Transcribe the records that follow. Keep every word exactly, and drop the pictures.

=== MATERIALS PROVIDED ===

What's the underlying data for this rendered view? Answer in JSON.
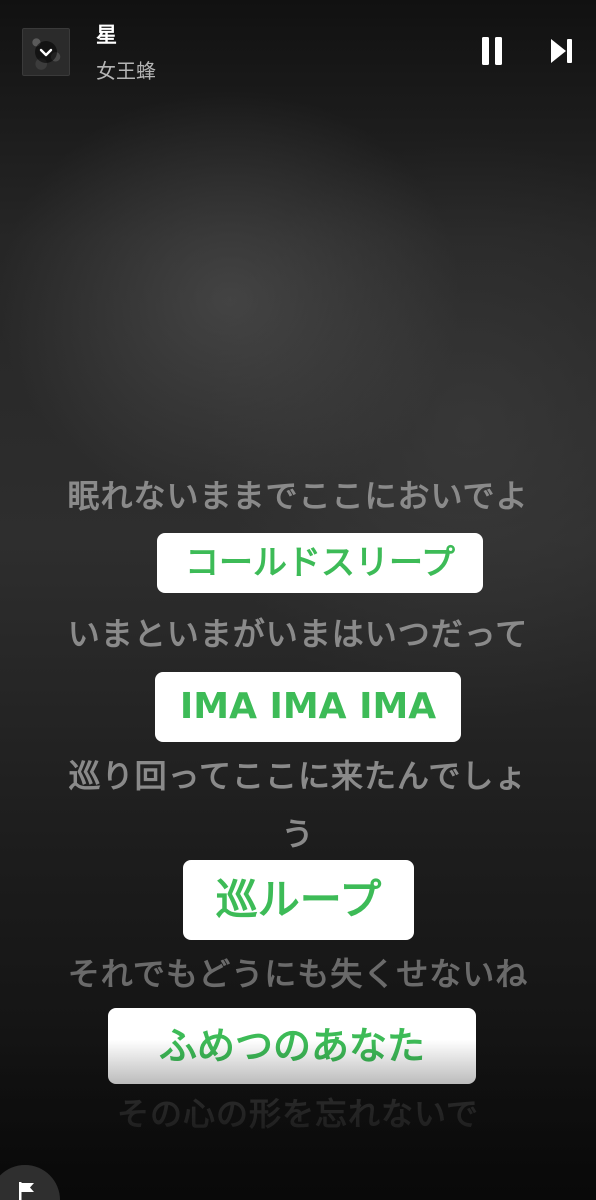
{
  "now_playing": {
    "title": "星",
    "artist": "女王蜂"
  },
  "controls": {
    "collapse_icon": "chevron-down-icon",
    "pause_icon": "pause-icon",
    "next_icon": "skip-next-icon",
    "report_icon": "flag-icon"
  },
  "lyrics": {
    "line1": "眠れないままでここにおいでよ",
    "chip1": "コールドスリープ",
    "line2": "いまといまがいまはいつだって",
    "chip2": "IMA IMA IMA",
    "line3a": "巡り回ってここに来たんでしょ",
    "line3b": "う",
    "chip3": "巡ループ",
    "line4": "それでもどうにも失くせないね",
    "chip4": "ふめつのあなた",
    "line5": "その心の形を忘れないで"
  },
  "colors": {
    "highlight_text": "#3dbb57",
    "highlight_bg": "#ffffff",
    "title": "#ffffff",
    "artist": "#b5b5b5"
  }
}
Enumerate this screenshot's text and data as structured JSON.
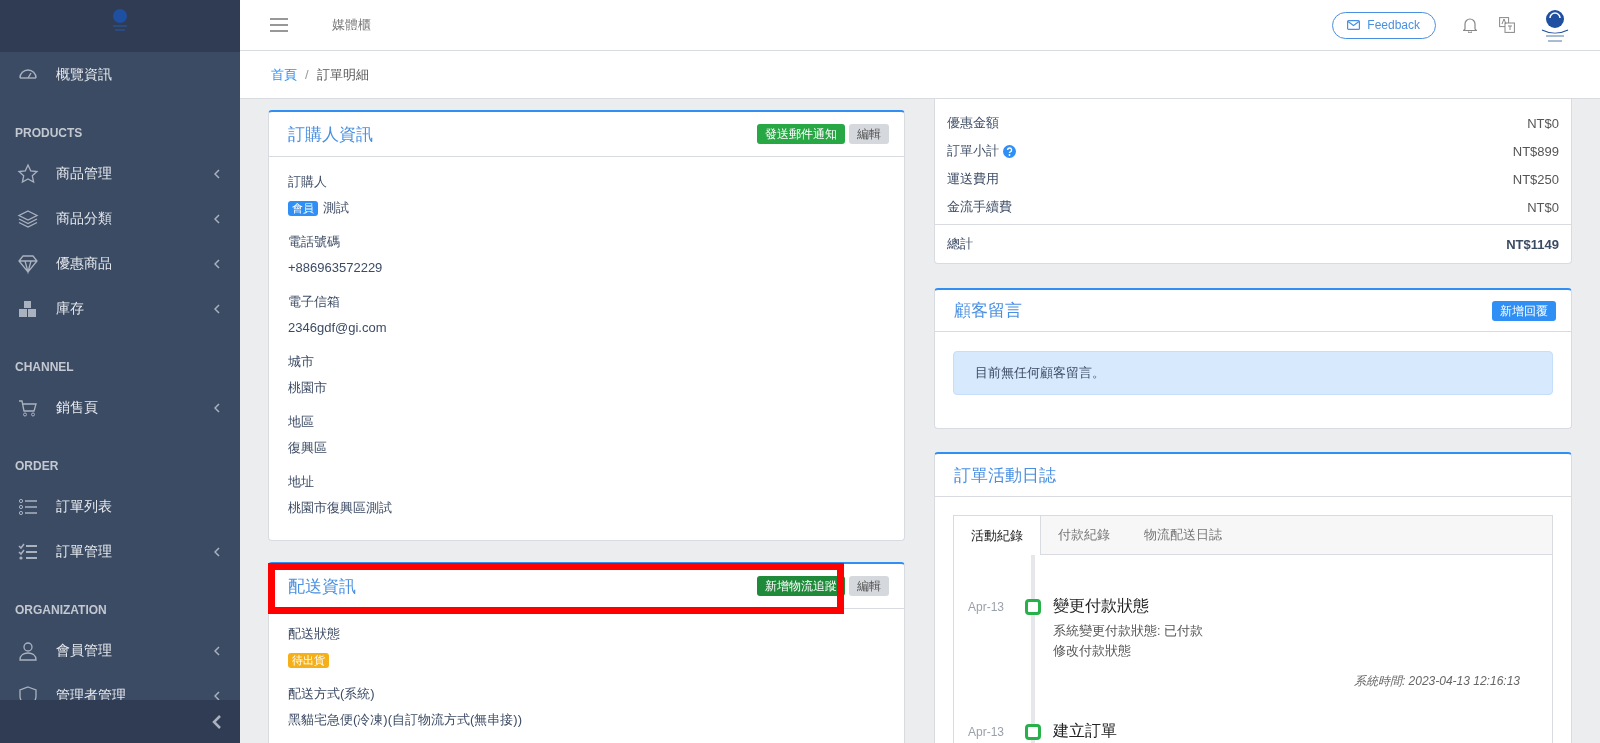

===

## OUTPUT
What's the underlying data for this rendered view? Answer in JSON.
{
  "now_playing": {
    "title": "星",
    "artist": "女王蜂"
  },
  "controls": {
    "collapse_icon": "chevron-down-icon",
    "pause_icon": "pause-icon",
    "next_icon": "skip-next-icon",
    "report_icon": "flag-icon"
  },
  "lyrics": {
    "line1": "眠れないままでここにおいでよ",
    "chip1": "コールドスリープ",
    "line2": "いまといまがいまはいつだって",
    "chip2": "IMA IMA IMA",
    "line3a": "巡り回ってここに来たんでしょ",
    "line3b": "う",
    "chip3": "巡ループ",
    "line4": "それでもどうにも失くせないね",
    "chip4": "ふめつのあなた",
    "line5": "その心の形を忘れないで"
  },
  "colors": {
    "highlight_text": "#3dbb57",
    "highlight_bg": "#ffffff",
    "title": "#ffffff",
    "artist": "#b5b5b5"
  }
}
Enumerate this screenshot's text and data as structured JSON.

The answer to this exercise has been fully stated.